• **What to do**:
Only the lines holding the string "subtitle" are needed. Copy each one.
[BEGIN]
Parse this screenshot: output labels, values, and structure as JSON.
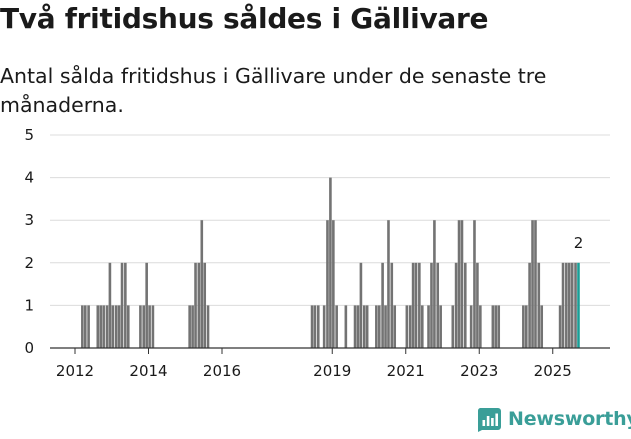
{
  "header": {
    "title": "Två fritidshus såldes i Gällivare",
    "subtitle": "Antal sålda fritidshus i Gällivare under de senaste tre månaderna."
  },
  "brand": {
    "name": "Newsworthy"
  },
  "colors": {
    "bar": "#737373",
    "highlight": "#1a9e96",
    "grid": "#dcdcdc",
    "axis": "#333333",
    "brand": "#3a9e98"
  },
  "chart_data": {
    "type": "bar",
    "title": "Två fritidshus såldes i Gällivare",
    "subtitle": "Antal sålda fritidshus i Gällivare under de senaste tre månaderna.",
    "xlabel": "",
    "ylabel": "",
    "ylim": [
      0,
      5
    ],
    "yticks": [
      0,
      1,
      2,
      3,
      4,
      5
    ],
    "xticks": [
      {
        "year": 2012,
        "label": "2012"
      },
      {
        "year": 2014,
        "label": "2014"
      },
      {
        "year": 2016,
        "label": "2016"
      },
      {
        "year": 2019,
        "label": "2019"
      },
      {
        "year": 2021,
        "label": "2021"
      },
      {
        "year": 2023,
        "label": "2023"
      },
      {
        "year": 2025,
        "label": "2025"
      }
    ],
    "x_range": [
      2011.5,
      2026.1
    ],
    "series": [
      {
        "name": "Sålda fritidshus",
        "bars": [
          {
            "x": 2012.2,
            "value": 1
          },
          {
            "x": 2012.28,
            "value": 1
          },
          {
            "x": 2012.37,
            "value": 1
          },
          {
            "x": 2012.62,
            "value": 1
          },
          {
            "x": 2012.7,
            "value": 1
          },
          {
            "x": 2012.78,
            "value": 1
          },
          {
            "x": 2012.87,
            "value": 1
          },
          {
            "x": 2012.95,
            "value": 2
          },
          {
            "x": 2013.03,
            "value": 1
          },
          {
            "x": 2013.12,
            "value": 1
          },
          {
            "x": 2013.2,
            "value": 1
          },
          {
            "x": 2013.28,
            "value": 2
          },
          {
            "x": 2013.37,
            "value": 2
          },
          {
            "x": 2013.45,
            "value": 1
          },
          {
            "x": 2013.78,
            "value": 1
          },
          {
            "x": 2013.87,
            "value": 1
          },
          {
            "x": 2013.95,
            "value": 2
          },
          {
            "x": 2014.03,
            "value": 1
          },
          {
            "x": 2014.12,
            "value": 1
          },
          {
            "x": 2015.12,
            "value": 1
          },
          {
            "x": 2015.2,
            "value": 1
          },
          {
            "x": 2015.28,
            "value": 2
          },
          {
            "x": 2015.37,
            "value": 2
          },
          {
            "x": 2015.45,
            "value": 3
          },
          {
            "x": 2015.53,
            "value": 2
          },
          {
            "x": 2015.62,
            "value": 1
          },
          {
            "x": 2018.45,
            "value": 1
          },
          {
            "x": 2018.53,
            "value": 1
          },
          {
            "x": 2018.62,
            "value": 1
          },
          {
            "x": 2018.78,
            "value": 1
          },
          {
            "x": 2018.87,
            "value": 3
          },
          {
            "x": 2018.95,
            "value": 4
          },
          {
            "x": 2019.03,
            "value": 3
          },
          {
            "x": 2019.12,
            "value": 1
          },
          {
            "x": 2019.37,
            "value": 1
          },
          {
            "x": 2019.62,
            "value": 1
          },
          {
            "x": 2019.7,
            "value": 1
          },
          {
            "x": 2019.78,
            "value": 2
          },
          {
            "x": 2019.87,
            "value": 1
          },
          {
            "x": 2019.95,
            "value": 1
          },
          {
            "x": 2020.2,
            "value": 1
          },
          {
            "x": 2020.28,
            "value": 1
          },
          {
            "x": 2020.37,
            "value": 2
          },
          {
            "x": 2020.45,
            "value": 1
          },
          {
            "x": 2020.53,
            "value": 3
          },
          {
            "x": 2020.62,
            "value": 2
          },
          {
            "x": 2020.7,
            "value": 1
          },
          {
            "x": 2021.03,
            "value": 1
          },
          {
            "x": 2021.12,
            "value": 1
          },
          {
            "x": 2021.2,
            "value": 2
          },
          {
            "x": 2021.28,
            "value": 2
          },
          {
            "x": 2021.37,
            "value": 2
          },
          {
            "x": 2021.45,
            "value": 1
          },
          {
            "x": 2021.62,
            "value": 1
          },
          {
            "x": 2021.7,
            "value": 2
          },
          {
            "x": 2021.78,
            "value": 3
          },
          {
            "x": 2021.87,
            "value": 2
          },
          {
            "x": 2021.95,
            "value": 1
          },
          {
            "x": 2022.28,
            "value": 1
          },
          {
            "x": 2022.37,
            "value": 2
          },
          {
            "x": 2022.45,
            "value": 3
          },
          {
            "x": 2022.53,
            "value": 3
          },
          {
            "x": 2022.62,
            "value": 2
          },
          {
            "x": 2022.78,
            "value": 1
          },
          {
            "x": 2022.87,
            "value": 3
          },
          {
            "x": 2022.95,
            "value": 2
          },
          {
            "x": 2023.03,
            "value": 1
          },
          {
            "x": 2023.37,
            "value": 1
          },
          {
            "x": 2023.45,
            "value": 1
          },
          {
            "x": 2023.53,
            "value": 1
          },
          {
            "x": 2024.2,
            "value": 1
          },
          {
            "x": 2024.28,
            "value": 1
          },
          {
            "x": 2024.37,
            "value": 2
          },
          {
            "x": 2024.45,
            "value": 3
          },
          {
            "x": 2024.53,
            "value": 3
          },
          {
            "x": 2024.62,
            "value": 2
          },
          {
            "x": 2024.7,
            "value": 1
          },
          {
            "x": 2025.2,
            "value": 1
          },
          {
            "x": 2025.28,
            "value": 2
          },
          {
            "x": 2025.37,
            "value": 2
          },
          {
            "x": 2025.45,
            "value": 2
          },
          {
            "x": 2025.53,
            "value": 2
          },
          {
            "x": 2025.62,
            "value": 2
          }
        ],
        "highlight": {
          "x": 2025.7,
          "value": 2,
          "label": "2"
        }
      }
    ]
  }
}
[END]
• **Result below**:
    "subtitle": "Antal sålda fritidshus i Gällivare under de senaste tre månaderna."
    "subtitle": "Antal sålda fritidshus i Gällivare under de senaste tre månaderna.",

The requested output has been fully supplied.